## Task requirements
Until the last line is reached, keep transcribing the material exactly.

## Extracted data
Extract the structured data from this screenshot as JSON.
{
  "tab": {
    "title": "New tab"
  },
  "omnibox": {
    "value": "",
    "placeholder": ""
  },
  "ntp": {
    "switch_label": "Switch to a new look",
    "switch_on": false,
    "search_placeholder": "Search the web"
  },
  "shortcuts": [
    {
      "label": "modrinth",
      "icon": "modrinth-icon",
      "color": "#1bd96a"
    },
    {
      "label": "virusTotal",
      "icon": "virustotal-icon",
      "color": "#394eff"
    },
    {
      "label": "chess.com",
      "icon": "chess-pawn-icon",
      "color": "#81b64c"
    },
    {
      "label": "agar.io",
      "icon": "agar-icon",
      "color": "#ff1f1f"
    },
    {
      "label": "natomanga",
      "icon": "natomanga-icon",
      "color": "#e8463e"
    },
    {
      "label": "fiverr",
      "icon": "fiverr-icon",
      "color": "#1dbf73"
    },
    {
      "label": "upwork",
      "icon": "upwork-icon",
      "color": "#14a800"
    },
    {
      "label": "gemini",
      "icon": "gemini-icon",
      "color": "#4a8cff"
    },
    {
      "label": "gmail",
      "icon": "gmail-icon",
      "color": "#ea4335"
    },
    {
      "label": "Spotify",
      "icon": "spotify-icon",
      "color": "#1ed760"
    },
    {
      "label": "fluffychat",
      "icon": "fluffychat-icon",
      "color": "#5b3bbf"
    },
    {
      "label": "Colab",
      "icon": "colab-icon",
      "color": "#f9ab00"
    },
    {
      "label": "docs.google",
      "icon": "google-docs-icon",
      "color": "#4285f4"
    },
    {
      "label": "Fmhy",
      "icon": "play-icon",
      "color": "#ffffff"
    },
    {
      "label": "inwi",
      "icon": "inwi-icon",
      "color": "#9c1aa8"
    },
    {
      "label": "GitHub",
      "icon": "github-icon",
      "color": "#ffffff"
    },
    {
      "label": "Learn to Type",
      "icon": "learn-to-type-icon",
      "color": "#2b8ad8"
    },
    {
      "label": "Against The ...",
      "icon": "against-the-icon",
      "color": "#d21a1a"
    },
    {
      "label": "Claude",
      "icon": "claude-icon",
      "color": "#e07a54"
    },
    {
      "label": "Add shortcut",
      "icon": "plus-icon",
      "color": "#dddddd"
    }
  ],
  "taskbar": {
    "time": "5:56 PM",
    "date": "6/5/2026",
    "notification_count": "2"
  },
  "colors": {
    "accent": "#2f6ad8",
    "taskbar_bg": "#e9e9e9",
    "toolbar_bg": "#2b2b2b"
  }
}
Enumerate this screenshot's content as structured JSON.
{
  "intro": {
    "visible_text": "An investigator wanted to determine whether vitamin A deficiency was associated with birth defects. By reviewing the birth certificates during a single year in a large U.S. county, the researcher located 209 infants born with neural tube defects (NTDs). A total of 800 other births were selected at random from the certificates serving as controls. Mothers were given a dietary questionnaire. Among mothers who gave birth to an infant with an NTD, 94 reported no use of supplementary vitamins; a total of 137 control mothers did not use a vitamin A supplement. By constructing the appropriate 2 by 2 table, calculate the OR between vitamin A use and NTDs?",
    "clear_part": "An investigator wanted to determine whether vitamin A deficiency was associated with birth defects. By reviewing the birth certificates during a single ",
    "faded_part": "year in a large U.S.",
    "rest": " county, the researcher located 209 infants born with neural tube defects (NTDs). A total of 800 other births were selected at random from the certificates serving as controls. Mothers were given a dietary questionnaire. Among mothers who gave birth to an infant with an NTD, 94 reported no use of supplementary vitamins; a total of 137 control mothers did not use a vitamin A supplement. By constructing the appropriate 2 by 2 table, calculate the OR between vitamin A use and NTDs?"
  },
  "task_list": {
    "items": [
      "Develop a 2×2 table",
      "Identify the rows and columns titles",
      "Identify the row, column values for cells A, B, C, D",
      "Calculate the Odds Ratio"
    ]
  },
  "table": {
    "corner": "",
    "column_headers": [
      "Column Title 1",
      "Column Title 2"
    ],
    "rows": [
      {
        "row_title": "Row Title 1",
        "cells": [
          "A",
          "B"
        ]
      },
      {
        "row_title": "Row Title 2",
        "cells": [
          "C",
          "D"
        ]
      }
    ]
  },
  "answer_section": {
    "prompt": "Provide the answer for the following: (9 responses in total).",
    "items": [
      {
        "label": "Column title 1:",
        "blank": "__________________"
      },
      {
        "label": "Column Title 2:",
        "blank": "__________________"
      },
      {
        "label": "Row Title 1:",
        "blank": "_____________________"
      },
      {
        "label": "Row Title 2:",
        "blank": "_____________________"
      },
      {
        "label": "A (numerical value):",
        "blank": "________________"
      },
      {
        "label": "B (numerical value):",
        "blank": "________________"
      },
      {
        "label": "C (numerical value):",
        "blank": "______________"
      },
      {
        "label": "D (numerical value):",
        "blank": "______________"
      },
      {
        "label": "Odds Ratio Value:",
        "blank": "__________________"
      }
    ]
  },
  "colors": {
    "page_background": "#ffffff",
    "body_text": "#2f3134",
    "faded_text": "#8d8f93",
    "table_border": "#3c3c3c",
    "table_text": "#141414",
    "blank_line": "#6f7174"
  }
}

## Answer section
Extract the structured data from this screenshot as JSON.
{
  "tab": {
    "title": "New tab"
  },
  "omnibox": {
    "value": "",
    "placeholder": ""
  },
  "ntp": {
    "switch_label": "Switch to a new look",
    "switch_on": false,
    "search_placeholder": "Search the web"
  },
  "shortcuts": [
    {
      "label": "modrinth",
      "icon": "modrinth-icon",
      "color": "#1bd96a"
    },
    {
      "label": "virusTotal",
      "icon": "virustotal-icon",
      "color": "#394eff"
    },
    {
      "label": "chess.com",
      "icon": "chess-pawn-icon",
      "color": "#81b64c"
    },
    {
      "label": "agar.io",
      "icon": "agar-icon",
      "color": "#ff1f1f"
    },
    {
      "label": "natomanga",
      "icon": "natomanga-icon",
      "color": "#e8463e"
    },
    {
      "label": "fiverr",
      "icon": "fiverr-icon",
      "color": "#1dbf73"
    },
    {
      "label": "upwork",
      "icon": "upwork-icon",
      "color": "#14a800"
    },
    {
      "label": "gemini",
      "icon": "gemini-icon",
      "color": "#4a8cff"
    },
    {
      "label": "gmail",
      "icon": "gmail-icon",
      "color": "#ea4335"
    },
    {
      "label": "Spotify",
      "icon": "spotify-icon",
      "color": "#1ed760"
    },
    {
      "label": "fluffychat",
      "icon": "fluffychat-icon",
      "color": "#5b3bbf"
    },
    {
      "label": "Colab",
      "icon": "colab-icon",
      "color": "#f9ab00"
    },
    {
      "label": "docs.google",
      "icon": "google-docs-icon",
      "color": "#4285f4"
    },
    {
      "label": "Fmhy",
      "icon": "play-icon",
      "color": "#ffffff"
    },
    {
      "label": "inwi",
      "icon": "inwi-icon",
      "color": "#9c1aa8"
    },
    {
      "label": "GitHub",
      "icon": "github-icon",
      "color": "#ffffff"
    },
    {
      "label": "Learn to Type",
      "icon": "learn-to-type-icon",
      "color": "#2b8ad8"
    },
    {
      "label": "Against The ...",
      "icon": "against-the-icon",
      "color": "#d21a1a"
    },
    {
      "label": "Claude",
      "icon": "claude-icon",
      "color": "#e07a54"
    },
    {
      "label": "Add shortcut",
      "icon": "plus-icon",
      "color": "#dddddd"
    }
  ],
  "taskbar": {
    "time": "5:56 PM",
    "date": "6/5/2026",
    "notification_count": "2"
  },
  "colors": {
    "accent": "#2f6ad8",
    "taskbar_bg": "#e9e9e9",
    "toolbar_bg": "#2b2b2b"
  }
}
Enumerate this screenshot's content as structured JSON.
{
  "intro": {
    "visible_text": "An investigator wanted to determine whether vitamin A deficiency was associated with birth defects. By reviewing the birth certificates during a single year in a large U.S. county, the researcher located 209 infants born with neural tube defects (NTDs). A total of 800 other births were selected at random from the certificates serving as controls. Mothers were given a dietary questionnaire. Among mothers who gave birth to an infant with an NTD, 94 reported no use of supplementary vitamins; a total of 137 control mothers did not use a vitamin A supplement. By constructing the appropriate 2 by 2 table, calculate the OR between vitamin A use and NTDs?",
    "clear_part": "An investigator wanted to determine whether vitamin A deficiency was associated with birth defects. By reviewing the birth certificates during a single ",
    "faded_part": "year in a large U.S.",
    "rest": " county, the researcher located 209 infants born with neural tube defects (NTDs). A total of 800 other births were selected at random from the certificates serving as controls. Mothers were given a dietary questionnaire. Among mothers who gave birth to an infant with an NTD, 94 reported no use of supplementary vitamins; a total of 137 control mothers did not use a vitamin A supplement. By constructing the appropriate 2 by 2 table, calculate the OR between vitamin A use and NTDs?"
  },
  "task_list": {
    "items": [
      "Develop a 2×2 table",
      "Identify the rows and columns titles",
      "Identify the row, column values for cells A, B, C, D",
      "Calculate the Odds Ratio"
    ]
  },
  "table": {
    "corner": "",
    "column_headers": [
      "Column Title 1",
      "Column Title 2"
    ],
    "rows": [
      {
        "row_title": "Row Title 1",
        "cells": [
          "A",
          "B"
        ]
      },
      {
        "row_title": "Row Title 2",
        "cells": [
          "C",
          "D"
        ]
      }
    ]
  },
  "answer_section": {
    "prompt": "Provide the answer for the following: (9 responses in total).",
    "items": [
      {
        "label": "Column title 1:",
        "blank": "__________________"
      },
      {
        "label": "Column Title 2:",
        "blank": "__________________"
      },
      {
        "label": "Row Title 1:",
        "blank": "_____________________"
      },
      {
        "label": "Row Title 2:",
        "blank": "_____________________"
      },
      {
        "label": "A (numerical value):",
        "blank": "________________"
      },
      {
        "label": "B (numerical value):",
        "blank": "________________"
      },
      {
        "label": "C (numerical value):",
        "blank": "______________"
      },
      {
        "label": "D (numerical value):",
        "blank": "______________"
      },
      {
        "label": "Odds Ratio Value:",
        "blank": "__________________"
      }
    ]
  },
  "colors": {
    "page_background": "#ffffff",
    "body_text": "#2f3134",
    "faded_text": "#8d8f93",
    "table_border": "#3c3c3c",
    "table_text": "#141414",
    "blank_line": "#6f7174"
  }
}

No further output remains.